WRITTEN TASK
Identify every line in the records below that contains the word "left", and copy each of those lines.

RAW DATA

________________

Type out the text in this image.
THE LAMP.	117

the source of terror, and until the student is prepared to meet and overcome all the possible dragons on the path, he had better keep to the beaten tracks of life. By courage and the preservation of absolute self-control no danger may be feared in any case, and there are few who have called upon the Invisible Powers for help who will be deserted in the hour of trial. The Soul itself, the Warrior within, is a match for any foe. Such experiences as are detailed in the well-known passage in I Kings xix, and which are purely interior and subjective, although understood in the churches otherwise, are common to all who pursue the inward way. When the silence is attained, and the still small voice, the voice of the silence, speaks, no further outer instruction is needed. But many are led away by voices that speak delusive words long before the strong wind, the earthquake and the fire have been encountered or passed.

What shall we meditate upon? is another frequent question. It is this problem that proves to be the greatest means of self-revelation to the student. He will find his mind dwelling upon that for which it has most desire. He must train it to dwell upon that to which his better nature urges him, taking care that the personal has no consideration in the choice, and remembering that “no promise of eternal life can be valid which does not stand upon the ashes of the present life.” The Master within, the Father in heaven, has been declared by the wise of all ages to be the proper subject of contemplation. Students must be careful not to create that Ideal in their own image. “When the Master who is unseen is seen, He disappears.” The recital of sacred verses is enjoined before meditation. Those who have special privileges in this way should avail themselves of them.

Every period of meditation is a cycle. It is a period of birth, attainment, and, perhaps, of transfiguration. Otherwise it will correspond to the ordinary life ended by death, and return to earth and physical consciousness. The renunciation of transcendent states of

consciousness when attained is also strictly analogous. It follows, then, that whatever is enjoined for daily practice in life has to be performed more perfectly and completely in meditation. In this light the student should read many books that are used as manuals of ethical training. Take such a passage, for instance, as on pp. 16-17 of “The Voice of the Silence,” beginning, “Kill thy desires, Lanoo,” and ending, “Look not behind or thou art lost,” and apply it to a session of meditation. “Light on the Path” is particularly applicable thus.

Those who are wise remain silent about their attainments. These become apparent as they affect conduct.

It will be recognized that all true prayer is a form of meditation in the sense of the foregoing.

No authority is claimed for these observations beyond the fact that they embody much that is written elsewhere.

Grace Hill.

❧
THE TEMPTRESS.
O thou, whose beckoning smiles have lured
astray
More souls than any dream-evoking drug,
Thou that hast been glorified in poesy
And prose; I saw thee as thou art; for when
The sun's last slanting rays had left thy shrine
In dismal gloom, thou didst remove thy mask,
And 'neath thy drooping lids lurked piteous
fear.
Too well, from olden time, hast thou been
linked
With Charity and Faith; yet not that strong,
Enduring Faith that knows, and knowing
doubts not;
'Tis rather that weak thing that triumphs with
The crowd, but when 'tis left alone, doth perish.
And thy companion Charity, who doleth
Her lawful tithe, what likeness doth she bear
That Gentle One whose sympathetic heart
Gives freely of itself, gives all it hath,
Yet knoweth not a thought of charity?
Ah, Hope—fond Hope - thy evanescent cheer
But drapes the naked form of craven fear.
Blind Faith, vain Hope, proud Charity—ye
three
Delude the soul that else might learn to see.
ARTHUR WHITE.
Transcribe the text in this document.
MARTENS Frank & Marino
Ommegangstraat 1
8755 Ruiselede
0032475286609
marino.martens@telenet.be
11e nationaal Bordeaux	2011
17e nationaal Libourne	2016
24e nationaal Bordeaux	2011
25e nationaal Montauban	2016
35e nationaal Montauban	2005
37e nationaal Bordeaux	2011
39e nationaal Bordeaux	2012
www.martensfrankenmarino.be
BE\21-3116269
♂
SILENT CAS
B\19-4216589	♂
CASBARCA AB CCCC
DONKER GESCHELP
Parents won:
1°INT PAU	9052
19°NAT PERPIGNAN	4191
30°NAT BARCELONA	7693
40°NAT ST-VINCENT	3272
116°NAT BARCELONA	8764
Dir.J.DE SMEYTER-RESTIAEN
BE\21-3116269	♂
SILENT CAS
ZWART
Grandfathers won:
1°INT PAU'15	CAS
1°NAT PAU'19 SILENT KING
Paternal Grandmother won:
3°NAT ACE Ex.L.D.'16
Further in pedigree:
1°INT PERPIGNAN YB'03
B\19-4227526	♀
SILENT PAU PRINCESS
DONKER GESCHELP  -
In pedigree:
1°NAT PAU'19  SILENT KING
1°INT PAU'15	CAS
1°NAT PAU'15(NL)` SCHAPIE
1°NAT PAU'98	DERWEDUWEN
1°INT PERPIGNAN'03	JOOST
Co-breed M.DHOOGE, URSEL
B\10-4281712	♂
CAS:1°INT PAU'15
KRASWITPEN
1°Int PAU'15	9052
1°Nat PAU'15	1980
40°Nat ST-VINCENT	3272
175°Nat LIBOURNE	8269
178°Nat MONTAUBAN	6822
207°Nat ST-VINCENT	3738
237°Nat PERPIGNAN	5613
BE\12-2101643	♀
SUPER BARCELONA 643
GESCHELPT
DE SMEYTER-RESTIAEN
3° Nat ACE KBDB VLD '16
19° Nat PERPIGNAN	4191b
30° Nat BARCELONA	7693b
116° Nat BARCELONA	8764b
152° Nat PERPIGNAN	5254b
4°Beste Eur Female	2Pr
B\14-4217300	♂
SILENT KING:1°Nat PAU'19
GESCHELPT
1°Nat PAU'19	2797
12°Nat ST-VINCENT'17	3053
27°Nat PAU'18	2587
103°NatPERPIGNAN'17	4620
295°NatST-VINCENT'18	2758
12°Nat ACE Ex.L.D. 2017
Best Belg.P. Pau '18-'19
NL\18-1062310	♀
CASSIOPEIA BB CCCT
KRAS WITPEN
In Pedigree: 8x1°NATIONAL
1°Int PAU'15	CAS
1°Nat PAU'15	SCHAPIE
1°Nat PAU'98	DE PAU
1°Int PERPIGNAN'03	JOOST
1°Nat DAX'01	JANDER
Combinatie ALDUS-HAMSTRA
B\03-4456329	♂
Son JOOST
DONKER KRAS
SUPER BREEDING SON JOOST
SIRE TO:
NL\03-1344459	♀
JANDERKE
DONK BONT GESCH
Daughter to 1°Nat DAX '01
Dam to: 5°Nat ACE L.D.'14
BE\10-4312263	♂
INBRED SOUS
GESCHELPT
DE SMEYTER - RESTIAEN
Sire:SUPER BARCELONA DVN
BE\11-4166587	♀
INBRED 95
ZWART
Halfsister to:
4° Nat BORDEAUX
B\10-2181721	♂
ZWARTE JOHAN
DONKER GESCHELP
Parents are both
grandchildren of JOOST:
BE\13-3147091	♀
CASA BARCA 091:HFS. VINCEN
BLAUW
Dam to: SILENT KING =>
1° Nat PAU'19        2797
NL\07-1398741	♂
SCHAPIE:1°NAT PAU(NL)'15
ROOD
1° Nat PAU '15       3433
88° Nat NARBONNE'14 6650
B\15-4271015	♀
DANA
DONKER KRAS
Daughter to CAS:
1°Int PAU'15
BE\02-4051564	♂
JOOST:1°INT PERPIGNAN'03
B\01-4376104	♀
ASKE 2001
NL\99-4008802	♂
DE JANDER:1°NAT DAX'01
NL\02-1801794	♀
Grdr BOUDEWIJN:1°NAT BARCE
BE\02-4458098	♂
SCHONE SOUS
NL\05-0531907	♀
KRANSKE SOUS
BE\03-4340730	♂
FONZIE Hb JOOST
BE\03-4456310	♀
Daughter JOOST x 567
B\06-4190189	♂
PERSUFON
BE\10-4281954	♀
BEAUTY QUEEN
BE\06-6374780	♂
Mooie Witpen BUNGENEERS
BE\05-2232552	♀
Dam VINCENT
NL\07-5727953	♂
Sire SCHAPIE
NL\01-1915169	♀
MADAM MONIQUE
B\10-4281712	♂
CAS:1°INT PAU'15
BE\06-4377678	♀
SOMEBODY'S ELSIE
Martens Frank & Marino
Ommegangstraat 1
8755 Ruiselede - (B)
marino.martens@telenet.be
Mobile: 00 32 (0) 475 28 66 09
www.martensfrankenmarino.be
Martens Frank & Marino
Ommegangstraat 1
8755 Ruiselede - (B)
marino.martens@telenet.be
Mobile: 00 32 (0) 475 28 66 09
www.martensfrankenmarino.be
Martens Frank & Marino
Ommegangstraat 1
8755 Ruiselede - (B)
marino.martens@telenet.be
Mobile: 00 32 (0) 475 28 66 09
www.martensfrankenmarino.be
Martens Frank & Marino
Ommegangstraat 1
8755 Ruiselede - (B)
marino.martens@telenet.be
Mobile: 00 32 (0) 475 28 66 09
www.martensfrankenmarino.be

________________

THE SOLUTION
The sun's last slanting rays had left thy shrine
The crowd, but when 'tis left alone, doth perish.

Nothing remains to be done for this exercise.